(Stored entries)

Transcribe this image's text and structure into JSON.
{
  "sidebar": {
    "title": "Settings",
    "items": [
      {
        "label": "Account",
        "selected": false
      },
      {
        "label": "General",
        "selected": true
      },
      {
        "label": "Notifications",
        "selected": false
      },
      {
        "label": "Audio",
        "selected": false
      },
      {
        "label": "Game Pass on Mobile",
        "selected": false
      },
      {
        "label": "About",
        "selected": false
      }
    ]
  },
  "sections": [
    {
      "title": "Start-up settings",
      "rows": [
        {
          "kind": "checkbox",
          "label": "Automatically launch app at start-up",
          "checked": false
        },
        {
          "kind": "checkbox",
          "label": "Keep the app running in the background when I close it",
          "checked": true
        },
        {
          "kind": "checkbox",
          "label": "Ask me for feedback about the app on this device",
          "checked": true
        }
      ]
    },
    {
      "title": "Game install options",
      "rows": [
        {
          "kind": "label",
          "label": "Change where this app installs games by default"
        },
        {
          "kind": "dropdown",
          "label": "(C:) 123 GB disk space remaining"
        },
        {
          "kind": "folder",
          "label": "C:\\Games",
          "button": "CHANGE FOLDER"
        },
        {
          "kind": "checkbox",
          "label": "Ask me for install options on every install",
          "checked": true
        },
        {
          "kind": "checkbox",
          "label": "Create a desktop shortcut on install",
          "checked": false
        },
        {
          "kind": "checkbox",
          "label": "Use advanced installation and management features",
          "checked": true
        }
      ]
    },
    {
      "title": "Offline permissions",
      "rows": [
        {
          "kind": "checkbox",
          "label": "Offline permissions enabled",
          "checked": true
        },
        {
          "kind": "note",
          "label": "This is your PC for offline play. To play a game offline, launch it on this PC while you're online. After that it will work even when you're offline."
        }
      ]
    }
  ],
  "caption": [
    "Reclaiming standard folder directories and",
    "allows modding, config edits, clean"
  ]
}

◆ EXERCISE DESCRIPTION:
Return the entries in full, keeping every line exactly as it is.

◆ ANSWER TO THIS PROBLEM:
Transcribe this image's text and structure into JSON.
{
  "sidebar": {
    "title": "Settings",
    "items": [
      {
        "label": "Account",
        "selected": false
      },
      {
        "label": "General",
        "selected": true
      },
      {
        "label": "Notifications",
        "selected": false
      },
      {
        "label": "Audio",
        "selected": false
      },
      {
        "label": "Game Pass on Mobile",
        "selected": false
      },
      {
        "label": "About",
        "selected": false
      }
    ]
  },
  "sections": [
    {
      "title": "Start-up settings",
      "rows": [
        {
          "kind": "checkbox",
          "label": "Automatically launch app at start-up",
          "checked": false
        },
        {
          "kind": "checkbox",
          "label": "Keep the app running in the background when I close it",
          "checked": true
        },
        {
          "kind": "checkbox",
          "label": "Ask me for feedback about the app on this device",
          "checked": true
        }
      ]
    },
    {
      "title": "Game install options",
      "rows": [
        {
          "kind": "label",
          "label": "Change where this app installs games by default"
        },
        {
          "kind": "dropdown",
          "label": "(C:) 123 GB disk space remaining"
        },
        {
          "kind": "folder",
          "label": "C:\\Games",
          "button": "CHANGE FOLDER"
        },
        {
          "kind": "checkbox",
          "label": "Ask me for install options on every install",
          "checked": true
        },
        {
          "kind": "checkbox",
          "label": "Create a desktop shortcut on install",
          "checked": false
        },
        {
          "kind": "checkbox",
          "label": "Use advanced installation and management features",
          "checked": true
        }
      ]
    },
    {
      "title": "Offline permissions",
      "rows": [
        {
          "kind": "checkbox",
          "label": "Offline permissions enabled",
          "checked": true
        },
        {
          "kind": "note",
          "label": "This is your PC for offline play. To play a game offline, launch it on this PC while you're online. After that it will work even when you're offline."
        }
      ]
    }
  ],
  "caption": [
    "Reclaiming standard folder directories and",
    "allows modding, config edits, clean"
  ]
}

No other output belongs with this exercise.